**** DATA SHOWN ****

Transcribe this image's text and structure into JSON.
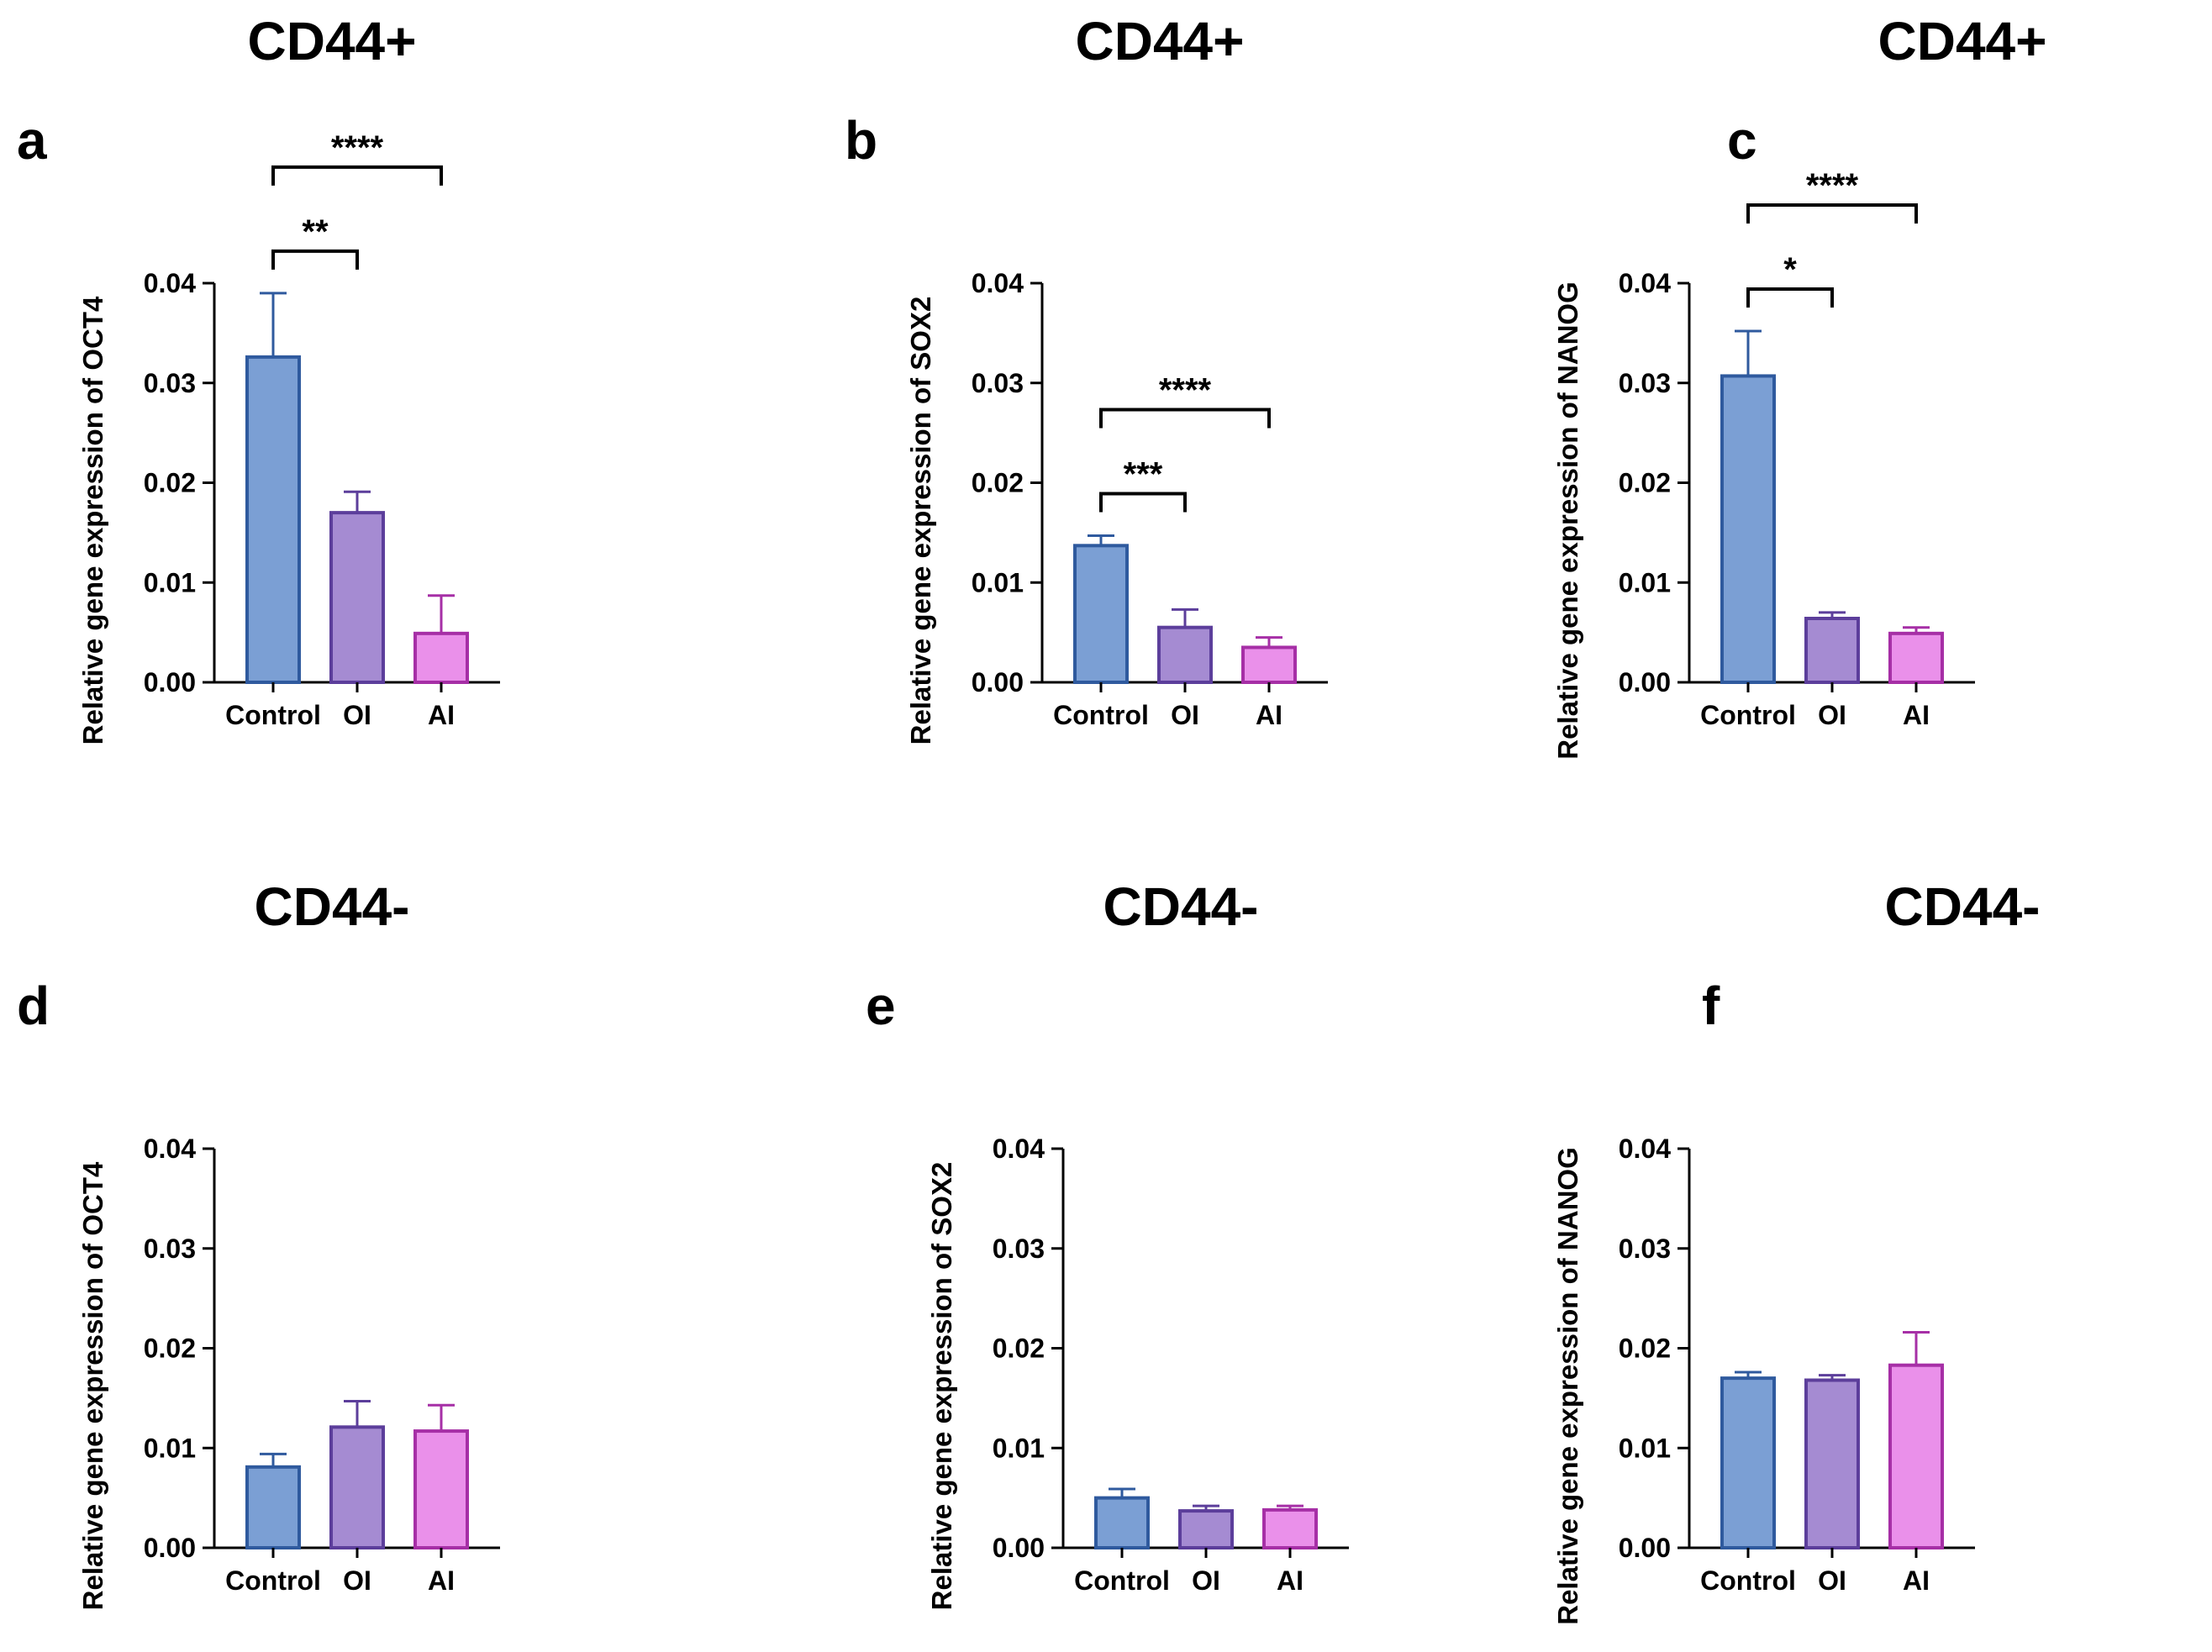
{
  "colors": {
    "Control": {
      "fill": "#7b9fd4",
      "stroke": "#2f5a9e"
    },
    "OI": {
      "fill": "#a58bd2",
      "stroke": "#5c3e9b"
    },
    "AI": {
      "fill": "#ea90ea",
      "stroke": "#a62fa6"
    }
  },
  "chart_data": [
    {
      "type": "bar",
      "panel": "a",
      "title": "CD44+",
      "ylabel": "Relative gene expression of OCT4",
      "categories": [
        "Control",
        "OI",
        "AI"
      ],
      "values": [
        0.0326,
        0.017,
        0.0049
      ],
      "errors": [
        0.0064,
        0.0021,
        0.0038
      ],
      "ylim": [
        0,
        0.04
      ],
      "yticks": [
        "0.00",
        "0.01",
        "0.02",
        "0.03",
        "0.04"
      ],
      "significance": [
        {
          "from": 0,
          "to": 1,
          "label": "**"
        },
        {
          "from": 0,
          "to": 2,
          "label": "****"
        }
      ]
    },
    {
      "type": "bar",
      "panel": "b",
      "title": "CD44+",
      "ylabel": "Relative gene expression of SOX2",
      "categories": [
        "Control",
        "OI",
        "AI"
      ],
      "values": [
        0.0137,
        0.0055,
        0.0035
      ],
      "errors": [
        0.001,
        0.0018,
        0.001
      ],
      "ylim": [
        0,
        0.04
      ],
      "yticks": [
        "0.00",
        "0.01",
        "0.02",
        "0.03",
        "0.04"
      ],
      "significance": [
        {
          "from": 0,
          "to": 1,
          "label": "***"
        },
        {
          "from": 0,
          "to": 2,
          "label": "****"
        }
      ]
    },
    {
      "type": "bar",
      "panel": "c",
      "title": "CD44+",
      "ylabel": "Relative gene expression of NANOG",
      "categories": [
        "Control",
        "OI",
        "AI"
      ],
      "values": [
        0.0307,
        0.0064,
        0.0049
      ],
      "errors": [
        0.0045,
        0.0006,
        0.0006
      ],
      "ylim": [
        0,
        0.04
      ],
      "yticks": [
        "0.00",
        "0.01",
        "0.02",
        "0.03",
        "0.04"
      ],
      "significance": [
        {
          "from": 0,
          "to": 1,
          "label": "*"
        },
        {
          "from": 0,
          "to": 2,
          "label": "****"
        }
      ]
    },
    {
      "type": "bar",
      "panel": "d",
      "title": "CD44-",
      "ylabel": "Relative gene expression of OCT4",
      "categories": [
        "Control",
        "OI",
        "AI"
      ],
      "values": [
        0.0081,
        0.0121,
        0.0117
      ],
      "errors": [
        0.0013,
        0.0026,
        0.0026
      ],
      "ylim": [
        0,
        0.04
      ],
      "yticks": [
        "0.00",
        "0.01",
        "0.02",
        "0.03",
        "0.04"
      ],
      "significance": []
    },
    {
      "type": "bar",
      "panel": "e",
      "title": "CD44-",
      "ylabel": "Relative gene expression of SOX2",
      "categories": [
        "Control",
        "OI",
        "AI"
      ],
      "values": [
        0.005,
        0.0037,
        0.0038
      ],
      "errors": [
        0.0009,
        0.0005,
        0.0004
      ],
      "ylim": [
        0,
        0.04
      ],
      "yticks": [
        "0.00",
        "0.01",
        "0.02",
        "0.03",
        "0.04"
      ],
      "significance": []
    },
    {
      "type": "bar",
      "panel": "f",
      "title": "CD44-",
      "ylabel": "Relative gene expression of NANOG",
      "categories": [
        "Control",
        "OI",
        "AI"
      ],
      "values": [
        0.017,
        0.0168,
        0.0183
      ],
      "errors": [
        0.0006,
        0.0005,
        0.0033
      ],
      "ylim": [
        0,
        0.04
      ],
      "yticks": [
        "0.00",
        "0.01",
        "0.02",
        "0.03",
        "0.04"
      ],
      "significance": []
    }
  ]
}
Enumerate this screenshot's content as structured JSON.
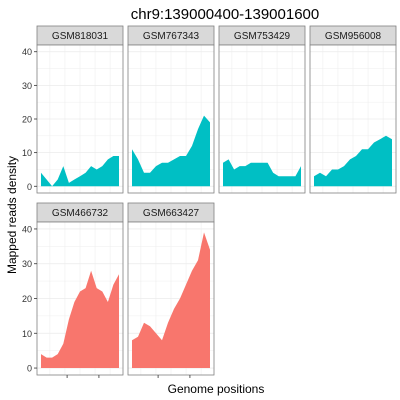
{
  "chart_data": {
    "type": "area",
    "title": "chr9:139000400-139001600",
    "xlabel": "Genome positions",
    "ylabel": "Mapped reads density",
    "ylim": [
      -2,
      42
    ],
    "yticks": [
      0,
      10,
      20,
      30,
      40
    ],
    "grid": true,
    "legend": "none",
    "colors": {
      "group_a": "#00BFC4",
      "group_b": "#F8766D",
      "strip_bg": "#D9D9D9",
      "panel_border": "#808080",
      "grid": "#EBEBEB"
    },
    "panels": [
      {
        "name": "GSM818031",
        "color": "#00BFC4",
        "values": [
          4,
          2,
          0,
          2,
          6,
          1,
          2,
          3,
          4,
          6,
          5,
          6,
          8,
          9,
          9
        ]
      },
      {
        "name": "GSM767343",
        "color": "#00BFC4",
        "values": [
          11,
          8,
          4,
          4,
          6,
          7,
          7,
          8,
          9,
          9,
          12,
          17,
          21,
          19
        ]
      },
      {
        "name": "GSM753429",
        "color": "#00BFC4",
        "values": [
          7,
          8,
          5,
          6,
          6,
          7,
          7,
          7,
          7,
          4,
          3,
          3,
          3,
          3,
          6
        ]
      },
      {
        "name": "GSM956008",
        "color": "#00BFC4",
        "values": [
          3,
          4,
          3,
          5,
          5,
          6,
          8,
          9,
          11,
          11,
          13,
          14,
          15,
          14
        ]
      },
      {
        "name": "GSM466732",
        "color": "#F8766D",
        "values": [
          4,
          3,
          3,
          4,
          7,
          14,
          19,
          22,
          23,
          28,
          23,
          22,
          19,
          24,
          27
        ]
      },
      {
        "name": "GSM663427",
        "color": "#F8766D",
        "values": [
          8,
          9,
          13,
          12,
          10,
          8,
          13,
          17,
          20,
          24,
          28,
          31,
          39,
          34
        ]
      }
    ]
  }
}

****

*PROBLEM TO WORK ON:* Make an exact copy of the records shown above, without the pictures.

*ANSWER BOX:*
Transcribe this image's text and structure into JSON.
{
  "colors": {
    "Control": {
      "fill": "#7b9fd4",
      "stroke": "#2f5a9e"
    },
    "OI": {
      "fill": "#a58bd2",
      "stroke": "#5c3e9b"
    },
    "AI": {
      "fill": "#ea90ea",
      "stroke": "#a62fa6"
    }
  },
  "chart_data": [
    {
      "type": "bar",
      "panel": "a",
      "title": "CD44+",
      "ylabel": "Relative gene expression of OCT4",
      "categories": [
        "Control",
        "OI",
        "AI"
      ],
      "values": [
        0.0326,
        0.017,
        0.0049
      ],
      "errors": [
        0.0064,
        0.0021,
        0.0038
      ],
      "ylim": [
        0,
        0.04
      ],
      "yticks": [
        "0.00",
        "0.01",
        "0.02",
        "0.03",
        "0.04"
      ],
      "significance": [
        {
          "from": 0,
          "to": 1,
          "label": "**"
        },
        {
          "from": 0,
          "to": 2,
          "label": "****"
        }
      ]
    },
    {
      "type": "bar",
      "panel": "b",
      "title": "CD44+",
      "ylabel": "Relative gene expression of SOX2",
      "categories": [
        "Control",
        "OI",
        "AI"
      ],
      "values": [
        0.0137,
        0.0055,
        0.0035
      ],
      "errors": [
        0.001,
        0.0018,
        0.001
      ],
      "ylim": [
        0,
        0.04
      ],
      "yticks": [
        "0.00",
        "0.01",
        "0.02",
        "0.03",
        "0.04"
      ],
      "significance": [
        {
          "from": 0,
          "to": 1,
          "label": "***"
        },
        {
          "from": 0,
          "to": 2,
          "label": "****"
        }
      ]
    },
    {
      "type": "bar",
      "panel": "c",
      "title": "CD44+",
      "ylabel": "Relative gene expression of NANOG",
      "categories": [
        "Control",
        "OI",
        "AI"
      ],
      "values": [
        0.0307,
        0.0064,
        0.0049
      ],
      "errors": [
        0.0045,
        0.0006,
        0.0006
      ],
      "ylim": [
        0,
        0.04
      ],
      "yticks": [
        "0.00",
        "0.01",
        "0.02",
        "0.03",
        "0.04"
      ],
      "significance": [
        {
          "from": 0,
          "to": 1,
          "label": "*"
        },
        {
          "from": 0,
          "to": 2,
          "label": "****"
        }
      ]
    },
    {
      "type": "bar",
      "panel": "d",
      "title": "CD44-",
      "ylabel": "Relative gene expression of OCT4",
      "categories": [
        "Control",
        "OI",
        "AI"
      ],
      "values": [
        0.0081,
        0.0121,
        0.0117
      ],
      "errors": [
        0.0013,
        0.0026,
        0.0026
      ],
      "ylim": [
        0,
        0.04
      ],
      "yticks": [
        "0.00",
        "0.01",
        "0.02",
        "0.03",
        "0.04"
      ],
      "significance": []
    },
    {
      "type": "bar",
      "panel": "e",
      "title": "CD44-",
      "ylabel": "Relative gene expression of SOX2",
      "categories": [
        "Control",
        "OI",
        "AI"
      ],
      "values": [
        0.005,
        0.0037,
        0.0038
      ],
      "errors": [
        0.0009,
        0.0005,
        0.0004
      ],
      "ylim": [
        0,
        0.04
      ],
      "yticks": [
        "0.00",
        "0.01",
        "0.02",
        "0.03",
        "0.04"
      ],
      "significance": []
    },
    {
      "type": "bar",
      "panel": "f",
      "title": "CD44-",
      "ylabel": "Relative gene expression of NANOG",
      "categories": [
        "Control",
        "OI",
        "AI"
      ],
      "values": [
        0.017,
        0.0168,
        0.0183
      ],
      "errors": [
        0.0006,
        0.0005,
        0.0033
      ],
      "ylim": [
        0,
        0.04
      ],
      "yticks": [
        "0.00",
        "0.01",
        "0.02",
        "0.03",
        "0.04"
      ],
      "significance": []
    }
  ]
}
Enumerate this screenshot's content as structured JSON.
{
  "chart_data": {
    "type": "area",
    "title": "chr9:139000400-139001600",
    "xlabel": "Genome positions",
    "ylabel": "Mapped reads density",
    "ylim": [
      -2,
      42
    ],
    "yticks": [
      0,
      10,
      20,
      30,
      40
    ],
    "grid": true,
    "legend": "none",
    "colors": {
      "group_a": "#00BFC4",
      "group_b": "#F8766D",
      "strip_bg": "#D9D9D9",
      "panel_border": "#808080",
      "grid": "#EBEBEB"
    },
    "panels": [
      {
        "name": "GSM818031",
        "color": "#00BFC4",
        "values": [
          4,
          2,
          0,
          2,
          6,
          1,
          2,
          3,
          4,
          6,
          5,
          6,
          8,
          9,
          9
        ]
      },
      {
        "name": "GSM767343",
        "color": "#00BFC4",
        "values": [
          11,
          8,
          4,
          4,
          6,
          7,
          7,
          8,
          9,
          9,
          12,
          17,
          21,
          19
        ]
      },
      {
        "name": "GSM753429",
        "color": "#00BFC4",
        "values": [
          7,
          8,
          5,
          6,
          6,
          7,
          7,
          7,
          7,
          4,
          3,
          3,
          3,
          3,
          6
        ]
      },
      {
        "name": "GSM956008",
        "color": "#00BFC4",
        "values": [
          3,
          4,
          3,
          5,
          5,
          6,
          8,
          9,
          11,
          11,
          13,
          14,
          15,
          14
        ]
      },
      {
        "name": "GSM466732",
        "color": "#F8766D",
        "values": [
          4,
          3,
          3,
          4,
          7,
          14,
          19,
          22,
          23,
          28,
          23,
          22,
          19,
          24,
          27
        ]
      },
      {
        "name": "GSM663427",
        "color": "#F8766D",
        "values": [
          8,
          9,
          13,
          12,
          10,
          8,
          13,
          17,
          20,
          24,
          28,
          31,
          39,
          34
        ]
      }
    ]
  }
}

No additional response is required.